EXERCISE
Go through the entries below and copy each line containing the word "JSON".

------ RECORDS FOR THE TASK ------

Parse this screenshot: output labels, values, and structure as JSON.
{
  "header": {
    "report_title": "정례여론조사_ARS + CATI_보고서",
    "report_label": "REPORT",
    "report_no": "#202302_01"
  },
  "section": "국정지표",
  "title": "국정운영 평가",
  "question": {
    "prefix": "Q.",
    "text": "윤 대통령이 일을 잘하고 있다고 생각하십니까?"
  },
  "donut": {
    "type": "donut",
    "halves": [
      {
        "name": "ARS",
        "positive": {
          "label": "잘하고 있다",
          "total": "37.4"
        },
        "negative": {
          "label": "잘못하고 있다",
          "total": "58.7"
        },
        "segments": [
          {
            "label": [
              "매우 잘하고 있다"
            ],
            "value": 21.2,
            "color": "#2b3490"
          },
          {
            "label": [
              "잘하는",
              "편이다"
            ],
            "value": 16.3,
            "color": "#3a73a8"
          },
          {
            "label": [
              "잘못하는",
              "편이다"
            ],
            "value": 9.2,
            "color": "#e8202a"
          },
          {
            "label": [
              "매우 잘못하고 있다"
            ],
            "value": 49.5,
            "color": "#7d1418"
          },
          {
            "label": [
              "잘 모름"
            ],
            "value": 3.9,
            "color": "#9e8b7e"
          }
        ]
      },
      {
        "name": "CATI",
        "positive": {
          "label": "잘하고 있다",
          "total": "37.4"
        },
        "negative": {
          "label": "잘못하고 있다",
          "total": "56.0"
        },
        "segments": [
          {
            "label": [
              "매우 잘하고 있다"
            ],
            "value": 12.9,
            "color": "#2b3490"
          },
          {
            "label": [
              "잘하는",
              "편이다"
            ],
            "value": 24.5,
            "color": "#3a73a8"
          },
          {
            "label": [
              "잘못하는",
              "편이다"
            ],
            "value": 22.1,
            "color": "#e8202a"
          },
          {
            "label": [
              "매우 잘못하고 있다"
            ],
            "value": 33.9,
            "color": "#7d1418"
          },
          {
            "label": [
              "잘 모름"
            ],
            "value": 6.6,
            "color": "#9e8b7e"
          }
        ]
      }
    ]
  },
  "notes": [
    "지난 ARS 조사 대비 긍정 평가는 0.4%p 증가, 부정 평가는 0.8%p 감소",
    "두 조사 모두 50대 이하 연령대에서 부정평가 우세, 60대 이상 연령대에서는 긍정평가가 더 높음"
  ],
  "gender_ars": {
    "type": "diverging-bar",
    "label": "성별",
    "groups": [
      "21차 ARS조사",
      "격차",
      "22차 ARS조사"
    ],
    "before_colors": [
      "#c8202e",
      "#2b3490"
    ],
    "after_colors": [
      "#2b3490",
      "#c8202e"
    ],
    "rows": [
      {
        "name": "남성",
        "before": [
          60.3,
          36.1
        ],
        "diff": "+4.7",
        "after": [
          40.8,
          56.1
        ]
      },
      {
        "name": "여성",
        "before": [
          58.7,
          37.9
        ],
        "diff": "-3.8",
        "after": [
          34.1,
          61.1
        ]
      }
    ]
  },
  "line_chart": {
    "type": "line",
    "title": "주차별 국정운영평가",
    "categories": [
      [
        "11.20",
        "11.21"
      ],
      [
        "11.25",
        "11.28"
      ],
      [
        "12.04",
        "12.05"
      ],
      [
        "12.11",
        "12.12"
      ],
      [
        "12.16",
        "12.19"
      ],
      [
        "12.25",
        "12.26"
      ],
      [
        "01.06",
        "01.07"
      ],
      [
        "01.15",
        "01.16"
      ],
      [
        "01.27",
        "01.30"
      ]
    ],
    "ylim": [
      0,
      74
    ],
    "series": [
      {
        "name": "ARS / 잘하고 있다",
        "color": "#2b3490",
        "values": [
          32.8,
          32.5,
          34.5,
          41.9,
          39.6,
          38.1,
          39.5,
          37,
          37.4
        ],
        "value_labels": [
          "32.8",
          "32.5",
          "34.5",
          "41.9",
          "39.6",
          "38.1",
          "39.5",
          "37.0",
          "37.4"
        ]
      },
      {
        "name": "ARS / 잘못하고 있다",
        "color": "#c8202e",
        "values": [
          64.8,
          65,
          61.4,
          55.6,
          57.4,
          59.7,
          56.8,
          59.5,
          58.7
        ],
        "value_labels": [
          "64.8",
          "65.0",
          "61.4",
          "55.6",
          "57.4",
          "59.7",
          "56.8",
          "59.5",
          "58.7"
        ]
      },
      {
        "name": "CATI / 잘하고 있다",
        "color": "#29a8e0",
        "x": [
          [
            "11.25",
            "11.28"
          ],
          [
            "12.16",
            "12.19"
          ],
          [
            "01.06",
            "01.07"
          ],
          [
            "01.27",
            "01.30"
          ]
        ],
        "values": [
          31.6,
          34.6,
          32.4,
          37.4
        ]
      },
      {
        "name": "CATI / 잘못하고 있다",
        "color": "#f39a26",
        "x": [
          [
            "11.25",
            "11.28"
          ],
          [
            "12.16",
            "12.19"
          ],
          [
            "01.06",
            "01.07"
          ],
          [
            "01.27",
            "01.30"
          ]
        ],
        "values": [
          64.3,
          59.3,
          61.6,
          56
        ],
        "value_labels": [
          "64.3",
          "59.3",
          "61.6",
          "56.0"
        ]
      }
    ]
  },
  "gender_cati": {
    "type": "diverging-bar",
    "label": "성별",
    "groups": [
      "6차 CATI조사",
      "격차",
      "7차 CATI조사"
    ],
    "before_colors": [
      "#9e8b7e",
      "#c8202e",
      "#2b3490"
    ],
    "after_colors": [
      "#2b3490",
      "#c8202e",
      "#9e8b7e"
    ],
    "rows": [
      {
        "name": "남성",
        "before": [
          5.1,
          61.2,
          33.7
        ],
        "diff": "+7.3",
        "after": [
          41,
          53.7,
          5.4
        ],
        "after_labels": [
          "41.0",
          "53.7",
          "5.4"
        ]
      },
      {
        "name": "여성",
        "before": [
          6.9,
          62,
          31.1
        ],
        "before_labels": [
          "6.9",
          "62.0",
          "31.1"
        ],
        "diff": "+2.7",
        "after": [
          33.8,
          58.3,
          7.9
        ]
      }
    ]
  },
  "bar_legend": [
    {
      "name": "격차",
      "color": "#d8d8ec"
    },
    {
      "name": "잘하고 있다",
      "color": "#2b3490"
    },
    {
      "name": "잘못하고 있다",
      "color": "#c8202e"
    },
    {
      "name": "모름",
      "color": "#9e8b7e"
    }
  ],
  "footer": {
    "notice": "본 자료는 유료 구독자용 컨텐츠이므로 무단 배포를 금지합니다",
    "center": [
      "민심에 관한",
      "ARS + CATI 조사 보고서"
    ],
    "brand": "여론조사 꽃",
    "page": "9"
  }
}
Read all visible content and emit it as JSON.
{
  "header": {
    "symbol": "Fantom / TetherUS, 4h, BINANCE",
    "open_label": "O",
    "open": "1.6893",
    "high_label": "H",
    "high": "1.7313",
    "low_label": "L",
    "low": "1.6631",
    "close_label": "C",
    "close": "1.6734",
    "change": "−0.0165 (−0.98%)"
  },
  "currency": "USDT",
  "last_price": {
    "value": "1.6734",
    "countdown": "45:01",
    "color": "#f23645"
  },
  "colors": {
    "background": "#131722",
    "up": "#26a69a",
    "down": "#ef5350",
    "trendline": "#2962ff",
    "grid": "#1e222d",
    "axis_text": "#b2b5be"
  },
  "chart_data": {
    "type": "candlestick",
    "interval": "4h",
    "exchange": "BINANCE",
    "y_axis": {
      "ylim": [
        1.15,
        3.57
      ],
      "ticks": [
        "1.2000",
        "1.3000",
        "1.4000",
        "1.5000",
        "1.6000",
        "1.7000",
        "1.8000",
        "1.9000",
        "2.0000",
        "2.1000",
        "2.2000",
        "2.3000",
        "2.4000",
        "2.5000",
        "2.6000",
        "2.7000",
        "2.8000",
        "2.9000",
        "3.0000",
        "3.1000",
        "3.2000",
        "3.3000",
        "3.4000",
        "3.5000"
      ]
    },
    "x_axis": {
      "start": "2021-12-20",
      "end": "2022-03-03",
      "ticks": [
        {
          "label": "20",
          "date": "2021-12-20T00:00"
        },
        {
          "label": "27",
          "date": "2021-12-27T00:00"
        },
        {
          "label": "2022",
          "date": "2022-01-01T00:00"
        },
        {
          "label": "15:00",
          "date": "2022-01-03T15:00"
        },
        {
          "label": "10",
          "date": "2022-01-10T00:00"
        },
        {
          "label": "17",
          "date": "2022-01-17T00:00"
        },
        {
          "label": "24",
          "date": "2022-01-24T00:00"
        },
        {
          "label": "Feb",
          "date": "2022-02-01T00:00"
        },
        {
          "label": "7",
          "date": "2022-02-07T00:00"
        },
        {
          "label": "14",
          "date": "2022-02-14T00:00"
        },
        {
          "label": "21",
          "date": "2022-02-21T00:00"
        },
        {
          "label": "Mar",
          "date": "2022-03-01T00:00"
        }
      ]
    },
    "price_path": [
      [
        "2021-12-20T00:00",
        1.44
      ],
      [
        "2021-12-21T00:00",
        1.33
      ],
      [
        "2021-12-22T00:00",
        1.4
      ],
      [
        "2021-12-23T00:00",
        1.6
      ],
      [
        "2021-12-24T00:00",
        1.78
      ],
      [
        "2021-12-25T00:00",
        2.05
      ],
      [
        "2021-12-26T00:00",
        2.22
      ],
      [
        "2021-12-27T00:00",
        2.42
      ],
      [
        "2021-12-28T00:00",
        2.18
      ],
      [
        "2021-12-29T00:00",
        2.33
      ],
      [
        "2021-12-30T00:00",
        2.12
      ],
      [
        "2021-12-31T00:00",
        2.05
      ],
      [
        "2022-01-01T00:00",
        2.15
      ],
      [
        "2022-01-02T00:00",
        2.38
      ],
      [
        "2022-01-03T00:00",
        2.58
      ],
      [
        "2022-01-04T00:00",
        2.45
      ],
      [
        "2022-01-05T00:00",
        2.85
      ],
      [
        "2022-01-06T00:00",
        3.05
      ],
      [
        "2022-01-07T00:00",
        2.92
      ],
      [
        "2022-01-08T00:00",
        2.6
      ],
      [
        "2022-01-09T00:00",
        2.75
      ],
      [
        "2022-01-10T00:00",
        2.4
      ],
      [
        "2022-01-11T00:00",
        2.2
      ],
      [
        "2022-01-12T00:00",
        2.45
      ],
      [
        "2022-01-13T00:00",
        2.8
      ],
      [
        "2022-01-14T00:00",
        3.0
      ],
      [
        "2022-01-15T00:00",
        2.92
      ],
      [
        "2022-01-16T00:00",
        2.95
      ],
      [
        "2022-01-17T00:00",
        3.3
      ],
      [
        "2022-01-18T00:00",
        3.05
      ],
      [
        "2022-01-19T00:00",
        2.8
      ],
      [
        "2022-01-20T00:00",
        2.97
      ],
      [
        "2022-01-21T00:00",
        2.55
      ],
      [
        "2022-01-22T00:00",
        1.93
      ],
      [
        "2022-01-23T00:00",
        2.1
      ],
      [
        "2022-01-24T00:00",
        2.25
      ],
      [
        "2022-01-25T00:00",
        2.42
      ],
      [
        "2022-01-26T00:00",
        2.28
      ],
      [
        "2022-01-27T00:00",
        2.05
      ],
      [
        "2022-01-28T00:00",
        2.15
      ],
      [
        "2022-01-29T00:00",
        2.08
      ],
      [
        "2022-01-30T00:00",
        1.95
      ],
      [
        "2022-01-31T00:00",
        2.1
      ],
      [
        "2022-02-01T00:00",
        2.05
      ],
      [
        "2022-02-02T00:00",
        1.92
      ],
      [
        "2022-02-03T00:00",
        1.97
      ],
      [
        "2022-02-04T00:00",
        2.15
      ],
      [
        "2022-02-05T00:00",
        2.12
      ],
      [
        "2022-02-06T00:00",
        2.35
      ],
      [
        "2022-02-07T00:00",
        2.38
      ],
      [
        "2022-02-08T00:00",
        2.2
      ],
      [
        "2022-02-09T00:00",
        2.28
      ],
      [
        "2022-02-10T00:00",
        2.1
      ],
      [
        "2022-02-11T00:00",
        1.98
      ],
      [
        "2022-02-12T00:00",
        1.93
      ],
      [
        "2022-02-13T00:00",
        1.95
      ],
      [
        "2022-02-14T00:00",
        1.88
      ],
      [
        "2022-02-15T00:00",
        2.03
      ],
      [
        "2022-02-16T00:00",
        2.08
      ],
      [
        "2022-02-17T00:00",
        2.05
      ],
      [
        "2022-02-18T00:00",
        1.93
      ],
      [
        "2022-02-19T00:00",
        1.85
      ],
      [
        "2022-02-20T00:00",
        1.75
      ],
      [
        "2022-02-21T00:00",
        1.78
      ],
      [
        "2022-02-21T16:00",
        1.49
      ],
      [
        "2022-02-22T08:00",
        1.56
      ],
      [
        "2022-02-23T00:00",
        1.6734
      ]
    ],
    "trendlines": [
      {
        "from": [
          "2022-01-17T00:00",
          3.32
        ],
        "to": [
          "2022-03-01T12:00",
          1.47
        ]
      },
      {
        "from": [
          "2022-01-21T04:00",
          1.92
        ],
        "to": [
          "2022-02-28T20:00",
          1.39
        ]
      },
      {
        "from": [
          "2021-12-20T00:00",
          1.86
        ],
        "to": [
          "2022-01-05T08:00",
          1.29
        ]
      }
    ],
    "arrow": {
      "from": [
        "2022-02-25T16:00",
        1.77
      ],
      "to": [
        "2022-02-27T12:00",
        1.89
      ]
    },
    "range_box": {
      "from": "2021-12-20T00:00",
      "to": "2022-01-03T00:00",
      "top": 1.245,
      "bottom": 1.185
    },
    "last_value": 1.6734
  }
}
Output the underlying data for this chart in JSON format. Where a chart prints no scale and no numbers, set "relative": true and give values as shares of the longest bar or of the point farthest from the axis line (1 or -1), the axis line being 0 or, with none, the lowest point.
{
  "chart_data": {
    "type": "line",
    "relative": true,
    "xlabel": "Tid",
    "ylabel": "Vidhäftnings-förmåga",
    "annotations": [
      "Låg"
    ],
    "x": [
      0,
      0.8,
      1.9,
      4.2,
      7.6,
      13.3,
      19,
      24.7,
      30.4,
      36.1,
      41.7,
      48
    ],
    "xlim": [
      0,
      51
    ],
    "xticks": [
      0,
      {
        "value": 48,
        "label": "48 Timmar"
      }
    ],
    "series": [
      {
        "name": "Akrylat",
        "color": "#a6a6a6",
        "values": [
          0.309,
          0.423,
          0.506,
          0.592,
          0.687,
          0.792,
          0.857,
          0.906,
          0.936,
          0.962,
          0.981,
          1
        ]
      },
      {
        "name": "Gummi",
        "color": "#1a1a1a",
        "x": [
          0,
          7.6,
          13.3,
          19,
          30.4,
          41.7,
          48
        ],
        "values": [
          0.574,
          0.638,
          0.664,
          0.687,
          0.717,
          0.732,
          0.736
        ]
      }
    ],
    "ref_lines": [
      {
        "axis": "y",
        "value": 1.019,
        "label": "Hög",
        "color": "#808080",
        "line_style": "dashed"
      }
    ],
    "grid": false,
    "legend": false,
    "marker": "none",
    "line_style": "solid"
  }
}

------

CORRECT OUTPUT
Parse this screenshot: output labels, values, and structure as JSON.
Read all visible content and emit it as JSON.
Output the underlying data for this chart in JSON format. Where a chart prints no scale and no numbers, set "relative": true and give values as shares of the longest bar or of the point farthest from the axis line (1 or -1), the axis line being 0 or, with none, the lowest point.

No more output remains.